> _Aim of the exercise_
Scan the data below and copy each line where "center" occurs.

* * * * * * * * *

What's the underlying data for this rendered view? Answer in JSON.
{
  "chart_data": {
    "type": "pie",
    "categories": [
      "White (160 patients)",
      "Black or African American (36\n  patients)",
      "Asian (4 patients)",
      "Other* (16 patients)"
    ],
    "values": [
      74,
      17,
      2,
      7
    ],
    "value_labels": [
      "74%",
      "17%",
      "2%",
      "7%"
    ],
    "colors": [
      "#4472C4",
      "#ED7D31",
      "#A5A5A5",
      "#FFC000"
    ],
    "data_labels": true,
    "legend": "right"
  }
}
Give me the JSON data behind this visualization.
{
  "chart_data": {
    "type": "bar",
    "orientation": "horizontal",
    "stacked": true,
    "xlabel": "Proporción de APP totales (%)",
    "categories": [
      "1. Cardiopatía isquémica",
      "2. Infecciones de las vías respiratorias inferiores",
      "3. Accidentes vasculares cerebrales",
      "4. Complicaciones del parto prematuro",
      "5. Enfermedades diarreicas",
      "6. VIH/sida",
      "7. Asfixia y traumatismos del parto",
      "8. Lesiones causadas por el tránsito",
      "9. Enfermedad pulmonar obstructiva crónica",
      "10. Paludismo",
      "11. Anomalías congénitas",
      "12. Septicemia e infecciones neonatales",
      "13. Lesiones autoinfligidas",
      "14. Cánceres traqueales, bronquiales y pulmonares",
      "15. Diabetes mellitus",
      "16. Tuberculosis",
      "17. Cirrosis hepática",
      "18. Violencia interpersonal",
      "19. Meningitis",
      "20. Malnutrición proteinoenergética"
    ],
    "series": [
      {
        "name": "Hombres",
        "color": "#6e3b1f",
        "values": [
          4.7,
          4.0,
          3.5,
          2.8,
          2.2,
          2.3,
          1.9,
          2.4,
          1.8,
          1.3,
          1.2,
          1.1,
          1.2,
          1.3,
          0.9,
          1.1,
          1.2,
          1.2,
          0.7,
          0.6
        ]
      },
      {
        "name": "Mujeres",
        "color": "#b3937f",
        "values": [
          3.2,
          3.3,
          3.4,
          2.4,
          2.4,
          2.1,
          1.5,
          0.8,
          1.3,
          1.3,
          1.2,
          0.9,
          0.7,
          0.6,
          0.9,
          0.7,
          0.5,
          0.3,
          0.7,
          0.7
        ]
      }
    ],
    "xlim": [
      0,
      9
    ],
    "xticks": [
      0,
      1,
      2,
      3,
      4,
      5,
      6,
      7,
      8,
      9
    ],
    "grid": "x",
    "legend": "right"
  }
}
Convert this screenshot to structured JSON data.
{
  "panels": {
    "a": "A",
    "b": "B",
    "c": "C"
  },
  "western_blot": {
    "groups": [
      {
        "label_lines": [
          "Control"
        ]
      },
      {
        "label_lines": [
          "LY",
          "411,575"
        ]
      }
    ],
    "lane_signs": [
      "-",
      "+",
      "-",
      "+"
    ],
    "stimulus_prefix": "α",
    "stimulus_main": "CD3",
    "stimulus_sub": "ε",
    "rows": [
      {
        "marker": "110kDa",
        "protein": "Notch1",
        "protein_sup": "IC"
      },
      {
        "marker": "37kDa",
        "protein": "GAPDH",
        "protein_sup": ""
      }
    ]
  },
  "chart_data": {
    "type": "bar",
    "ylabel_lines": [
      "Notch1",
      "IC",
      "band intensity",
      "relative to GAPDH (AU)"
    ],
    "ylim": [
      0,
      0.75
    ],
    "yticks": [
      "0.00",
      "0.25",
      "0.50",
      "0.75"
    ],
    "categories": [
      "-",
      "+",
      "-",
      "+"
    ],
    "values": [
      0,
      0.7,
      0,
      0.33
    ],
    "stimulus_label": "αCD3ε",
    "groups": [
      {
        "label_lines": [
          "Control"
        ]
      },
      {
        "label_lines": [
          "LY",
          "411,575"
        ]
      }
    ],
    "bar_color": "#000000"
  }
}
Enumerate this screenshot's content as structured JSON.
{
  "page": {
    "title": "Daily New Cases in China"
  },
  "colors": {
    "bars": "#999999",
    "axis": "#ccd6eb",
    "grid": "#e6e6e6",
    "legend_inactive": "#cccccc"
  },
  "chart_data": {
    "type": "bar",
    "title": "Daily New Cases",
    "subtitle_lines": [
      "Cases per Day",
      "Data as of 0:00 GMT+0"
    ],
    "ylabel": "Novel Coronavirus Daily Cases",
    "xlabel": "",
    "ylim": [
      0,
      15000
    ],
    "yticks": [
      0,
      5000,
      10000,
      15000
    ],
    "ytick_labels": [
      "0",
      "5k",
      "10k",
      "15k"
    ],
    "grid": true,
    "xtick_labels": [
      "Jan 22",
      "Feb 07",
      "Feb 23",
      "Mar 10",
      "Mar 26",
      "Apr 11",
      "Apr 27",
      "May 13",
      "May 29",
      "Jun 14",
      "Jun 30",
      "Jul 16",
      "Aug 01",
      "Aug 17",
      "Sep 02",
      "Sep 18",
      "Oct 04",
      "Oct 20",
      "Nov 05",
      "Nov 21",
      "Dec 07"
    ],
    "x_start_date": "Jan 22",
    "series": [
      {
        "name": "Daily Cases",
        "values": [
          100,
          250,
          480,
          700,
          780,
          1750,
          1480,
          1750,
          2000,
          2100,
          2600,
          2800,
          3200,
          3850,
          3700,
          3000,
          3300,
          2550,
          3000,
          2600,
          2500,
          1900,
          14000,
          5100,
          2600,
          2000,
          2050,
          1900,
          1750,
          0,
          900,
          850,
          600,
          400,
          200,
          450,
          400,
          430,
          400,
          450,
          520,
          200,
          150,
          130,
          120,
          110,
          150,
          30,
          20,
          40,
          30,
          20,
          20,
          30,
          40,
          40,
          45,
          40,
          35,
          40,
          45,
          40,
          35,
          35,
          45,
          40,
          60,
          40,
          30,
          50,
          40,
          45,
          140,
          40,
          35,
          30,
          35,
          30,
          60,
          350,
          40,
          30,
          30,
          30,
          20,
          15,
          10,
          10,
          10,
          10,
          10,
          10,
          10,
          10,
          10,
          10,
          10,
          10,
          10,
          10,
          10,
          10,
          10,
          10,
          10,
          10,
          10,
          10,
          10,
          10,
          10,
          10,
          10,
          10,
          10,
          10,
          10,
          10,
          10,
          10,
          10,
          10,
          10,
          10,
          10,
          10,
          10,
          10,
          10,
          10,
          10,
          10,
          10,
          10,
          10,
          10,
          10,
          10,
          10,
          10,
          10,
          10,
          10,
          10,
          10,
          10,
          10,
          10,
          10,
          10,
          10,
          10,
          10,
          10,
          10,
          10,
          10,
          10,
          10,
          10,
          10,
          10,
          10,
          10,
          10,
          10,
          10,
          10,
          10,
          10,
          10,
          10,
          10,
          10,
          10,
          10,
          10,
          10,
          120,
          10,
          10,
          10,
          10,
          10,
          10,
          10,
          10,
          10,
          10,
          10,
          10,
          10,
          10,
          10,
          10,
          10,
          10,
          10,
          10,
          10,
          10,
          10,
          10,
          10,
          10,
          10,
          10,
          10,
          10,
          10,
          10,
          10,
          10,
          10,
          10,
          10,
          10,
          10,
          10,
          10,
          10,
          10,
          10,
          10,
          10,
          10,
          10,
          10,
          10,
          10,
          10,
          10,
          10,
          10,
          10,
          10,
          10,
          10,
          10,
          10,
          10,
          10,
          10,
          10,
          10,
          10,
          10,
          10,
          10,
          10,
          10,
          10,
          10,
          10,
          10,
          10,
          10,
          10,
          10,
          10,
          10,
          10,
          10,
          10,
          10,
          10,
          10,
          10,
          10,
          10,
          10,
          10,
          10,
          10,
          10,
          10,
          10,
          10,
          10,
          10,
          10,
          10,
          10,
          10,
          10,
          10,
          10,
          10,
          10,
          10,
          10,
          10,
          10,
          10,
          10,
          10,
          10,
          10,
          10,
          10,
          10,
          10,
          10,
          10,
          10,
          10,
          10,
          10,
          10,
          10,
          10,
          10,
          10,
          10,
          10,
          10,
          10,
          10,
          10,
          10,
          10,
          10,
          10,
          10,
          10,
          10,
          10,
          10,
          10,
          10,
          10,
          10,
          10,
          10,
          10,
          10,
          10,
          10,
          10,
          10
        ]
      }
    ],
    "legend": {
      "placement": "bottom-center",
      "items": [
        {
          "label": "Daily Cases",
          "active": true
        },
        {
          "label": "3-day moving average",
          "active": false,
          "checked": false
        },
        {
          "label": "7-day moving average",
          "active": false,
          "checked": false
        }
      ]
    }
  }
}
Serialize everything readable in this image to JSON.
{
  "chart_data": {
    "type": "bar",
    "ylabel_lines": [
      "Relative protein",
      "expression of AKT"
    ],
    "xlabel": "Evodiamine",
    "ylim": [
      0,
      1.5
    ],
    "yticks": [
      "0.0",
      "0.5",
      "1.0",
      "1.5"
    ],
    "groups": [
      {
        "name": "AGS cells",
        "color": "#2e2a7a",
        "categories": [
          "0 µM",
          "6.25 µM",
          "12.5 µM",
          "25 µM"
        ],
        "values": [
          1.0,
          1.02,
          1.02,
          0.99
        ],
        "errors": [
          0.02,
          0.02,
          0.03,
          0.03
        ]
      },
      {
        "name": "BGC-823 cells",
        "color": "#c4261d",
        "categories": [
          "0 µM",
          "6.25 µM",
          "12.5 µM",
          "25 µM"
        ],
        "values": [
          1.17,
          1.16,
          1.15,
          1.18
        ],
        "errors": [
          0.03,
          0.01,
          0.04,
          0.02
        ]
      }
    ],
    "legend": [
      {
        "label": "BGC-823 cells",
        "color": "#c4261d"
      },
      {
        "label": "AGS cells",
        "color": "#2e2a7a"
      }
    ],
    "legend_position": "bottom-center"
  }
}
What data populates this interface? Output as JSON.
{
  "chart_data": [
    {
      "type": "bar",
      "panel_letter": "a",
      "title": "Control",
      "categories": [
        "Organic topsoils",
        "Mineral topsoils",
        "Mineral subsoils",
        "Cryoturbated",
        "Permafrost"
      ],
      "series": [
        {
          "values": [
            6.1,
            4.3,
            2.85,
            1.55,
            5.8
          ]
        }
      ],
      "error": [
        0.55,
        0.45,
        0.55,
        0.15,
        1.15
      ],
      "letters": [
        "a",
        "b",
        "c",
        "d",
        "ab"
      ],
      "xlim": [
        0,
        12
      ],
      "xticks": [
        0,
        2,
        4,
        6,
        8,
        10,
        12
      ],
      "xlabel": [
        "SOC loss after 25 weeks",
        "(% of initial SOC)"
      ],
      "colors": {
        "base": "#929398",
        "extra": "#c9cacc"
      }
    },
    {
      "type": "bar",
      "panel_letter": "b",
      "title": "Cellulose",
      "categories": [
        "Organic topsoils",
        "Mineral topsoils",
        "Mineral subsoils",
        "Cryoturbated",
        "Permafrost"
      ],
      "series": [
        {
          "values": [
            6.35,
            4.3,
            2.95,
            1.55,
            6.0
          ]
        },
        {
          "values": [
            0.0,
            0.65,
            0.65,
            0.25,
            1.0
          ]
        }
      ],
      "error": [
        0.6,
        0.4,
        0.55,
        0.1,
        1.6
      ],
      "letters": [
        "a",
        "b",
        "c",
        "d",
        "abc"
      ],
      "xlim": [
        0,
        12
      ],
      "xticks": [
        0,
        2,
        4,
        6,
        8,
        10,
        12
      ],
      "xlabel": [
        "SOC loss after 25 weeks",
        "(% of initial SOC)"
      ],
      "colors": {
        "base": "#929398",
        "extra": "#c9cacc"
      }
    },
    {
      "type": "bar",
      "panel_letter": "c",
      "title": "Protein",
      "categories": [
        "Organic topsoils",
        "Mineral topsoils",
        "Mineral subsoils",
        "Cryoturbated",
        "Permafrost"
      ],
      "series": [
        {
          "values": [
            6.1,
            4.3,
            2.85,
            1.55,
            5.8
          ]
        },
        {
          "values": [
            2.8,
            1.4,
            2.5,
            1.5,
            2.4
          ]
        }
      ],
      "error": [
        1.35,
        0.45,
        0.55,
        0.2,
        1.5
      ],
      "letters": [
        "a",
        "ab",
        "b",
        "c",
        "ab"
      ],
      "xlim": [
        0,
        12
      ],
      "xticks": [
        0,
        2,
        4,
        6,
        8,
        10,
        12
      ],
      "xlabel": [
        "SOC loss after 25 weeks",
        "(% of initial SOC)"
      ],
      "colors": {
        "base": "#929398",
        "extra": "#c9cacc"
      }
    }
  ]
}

* * * * * * * * *

> _Result below_
      "placement": "bottom-center",
    "legend_position": "bottom-center"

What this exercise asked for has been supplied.